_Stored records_
--------------------------------
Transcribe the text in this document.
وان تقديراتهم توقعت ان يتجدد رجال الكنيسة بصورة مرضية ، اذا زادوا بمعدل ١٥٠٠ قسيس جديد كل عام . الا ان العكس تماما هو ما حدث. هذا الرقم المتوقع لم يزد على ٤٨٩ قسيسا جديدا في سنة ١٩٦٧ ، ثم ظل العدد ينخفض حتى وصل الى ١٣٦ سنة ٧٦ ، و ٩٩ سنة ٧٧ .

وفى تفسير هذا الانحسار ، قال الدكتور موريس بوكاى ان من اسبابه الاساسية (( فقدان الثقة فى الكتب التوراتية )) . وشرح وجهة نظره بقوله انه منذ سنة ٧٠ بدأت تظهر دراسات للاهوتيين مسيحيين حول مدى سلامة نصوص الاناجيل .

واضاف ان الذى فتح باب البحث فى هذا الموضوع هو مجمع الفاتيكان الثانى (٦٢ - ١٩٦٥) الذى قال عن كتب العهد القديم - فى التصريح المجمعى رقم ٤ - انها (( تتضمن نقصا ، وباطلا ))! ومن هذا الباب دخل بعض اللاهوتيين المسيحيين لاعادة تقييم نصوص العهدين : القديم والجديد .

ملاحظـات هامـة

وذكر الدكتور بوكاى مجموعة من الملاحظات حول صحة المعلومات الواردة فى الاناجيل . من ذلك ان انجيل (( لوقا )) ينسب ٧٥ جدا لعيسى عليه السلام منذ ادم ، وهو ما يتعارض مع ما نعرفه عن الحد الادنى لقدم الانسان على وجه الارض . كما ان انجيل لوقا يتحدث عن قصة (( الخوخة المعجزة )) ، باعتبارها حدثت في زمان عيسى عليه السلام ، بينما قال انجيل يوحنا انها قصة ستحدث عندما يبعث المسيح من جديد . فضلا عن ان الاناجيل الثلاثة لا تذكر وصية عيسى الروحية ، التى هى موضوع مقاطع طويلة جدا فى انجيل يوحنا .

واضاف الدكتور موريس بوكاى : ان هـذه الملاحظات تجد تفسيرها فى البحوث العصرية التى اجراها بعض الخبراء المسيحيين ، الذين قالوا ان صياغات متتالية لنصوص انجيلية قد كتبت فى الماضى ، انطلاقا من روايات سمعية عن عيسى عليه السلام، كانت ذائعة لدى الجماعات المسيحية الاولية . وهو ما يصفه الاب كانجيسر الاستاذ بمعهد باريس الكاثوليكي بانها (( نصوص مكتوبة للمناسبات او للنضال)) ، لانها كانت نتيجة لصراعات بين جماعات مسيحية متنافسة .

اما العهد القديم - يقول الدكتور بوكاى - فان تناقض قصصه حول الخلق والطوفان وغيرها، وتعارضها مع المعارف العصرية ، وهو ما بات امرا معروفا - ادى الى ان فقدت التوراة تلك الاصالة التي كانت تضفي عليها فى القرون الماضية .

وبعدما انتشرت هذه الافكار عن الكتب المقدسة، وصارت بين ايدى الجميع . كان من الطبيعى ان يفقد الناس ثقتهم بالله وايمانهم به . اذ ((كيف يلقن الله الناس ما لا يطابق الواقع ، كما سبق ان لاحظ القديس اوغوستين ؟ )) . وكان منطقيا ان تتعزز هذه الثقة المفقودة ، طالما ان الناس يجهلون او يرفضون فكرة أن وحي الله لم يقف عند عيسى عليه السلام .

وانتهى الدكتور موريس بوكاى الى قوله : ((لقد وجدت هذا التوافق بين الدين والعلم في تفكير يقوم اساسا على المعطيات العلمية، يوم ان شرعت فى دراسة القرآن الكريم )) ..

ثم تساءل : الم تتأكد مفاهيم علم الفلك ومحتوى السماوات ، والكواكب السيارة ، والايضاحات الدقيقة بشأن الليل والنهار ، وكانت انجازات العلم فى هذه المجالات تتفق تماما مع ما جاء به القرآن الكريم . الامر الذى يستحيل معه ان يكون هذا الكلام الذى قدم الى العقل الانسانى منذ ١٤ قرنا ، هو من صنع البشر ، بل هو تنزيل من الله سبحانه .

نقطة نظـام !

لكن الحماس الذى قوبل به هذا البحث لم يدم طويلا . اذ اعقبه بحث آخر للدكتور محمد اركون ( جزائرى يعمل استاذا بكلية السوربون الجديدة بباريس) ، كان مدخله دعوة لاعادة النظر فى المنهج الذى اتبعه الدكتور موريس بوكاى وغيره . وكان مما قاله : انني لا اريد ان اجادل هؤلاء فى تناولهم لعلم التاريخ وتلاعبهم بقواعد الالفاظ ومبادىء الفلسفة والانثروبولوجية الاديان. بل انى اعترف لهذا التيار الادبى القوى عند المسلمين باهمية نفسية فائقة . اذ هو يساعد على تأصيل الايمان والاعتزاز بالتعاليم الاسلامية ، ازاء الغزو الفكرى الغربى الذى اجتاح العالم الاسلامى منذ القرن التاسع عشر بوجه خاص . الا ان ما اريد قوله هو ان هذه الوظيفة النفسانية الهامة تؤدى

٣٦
--------------------------------
_GIVEN REQUEST_
Pull every line containing the word "عيسى" out of the material and copy it.

_THE REPLY_
وذكر الدكتور بوكاى مجموعة من الملاحظات حول صحة المعلومات الواردة فى الاناجيل . من ذلك ان انجيل (( لوقا )) ينسب ٧٥ جدا لعيسى عليه السلام منذ ادم ، وهو ما يتعارض مع ما نعرفه عن الحد الادنى لقدم الانسان على وجه الارض . كما ان انجيل لوقا يتحدث عن قصة (( الخوخة المعجزة )) ، باعتبارها حدثت في زمان عيسى عليه السلام ، بينما قال انجيل يوحنا انها قصة ستحدث عندما يبعث المسيح من جديد . فضلا عن ان الاناجيل الثلاثة لا تذكر وصية عيسى الروحية ، التى هى موضوع مقاطع طويلة جدا فى انجيل يوحنا .
واضاف الدكتور موريس بوكاى : ان هـذه الملاحظات تجد تفسيرها فى البحوث العصرية التى اجراها بعض الخبراء المسيحيين ، الذين قالوا ان صياغات متتالية لنصوص انجيلية قد كتبت فى الماضى ، انطلاقا من روايات سمعية عن عيسى عليه السلام، كانت ذائعة لدى الجماعات المسيحية الاولية . وهو ما يصفه الاب كانجيسر الاستاذ بمعهد باريس الكاثوليكي بانها (( نصوص مكتوبة للمناسبات او للنضال)) ، لانها كانت نتيجة لصراعات بين جماعات مسيحية متنافسة .
وبعدما انتشرت هذه الافكار عن الكتب المقدسة، وصارت بين ايدى الجميع . كان من الطبيعى ان يفقد الناس ثقتهم بالله وايمانهم به . اذ ((كيف يلقن الله الناس ما لا يطابق الواقع ، كما سبق ان لاحظ القديس اوغوستين ؟ )) . وكان منطقيا ان تتعزز هذه الثقة المفقودة ، طالما ان الناس يجهلون او يرفضون فكرة أن وحي الله لم يقف عند عيسى عليه السلام .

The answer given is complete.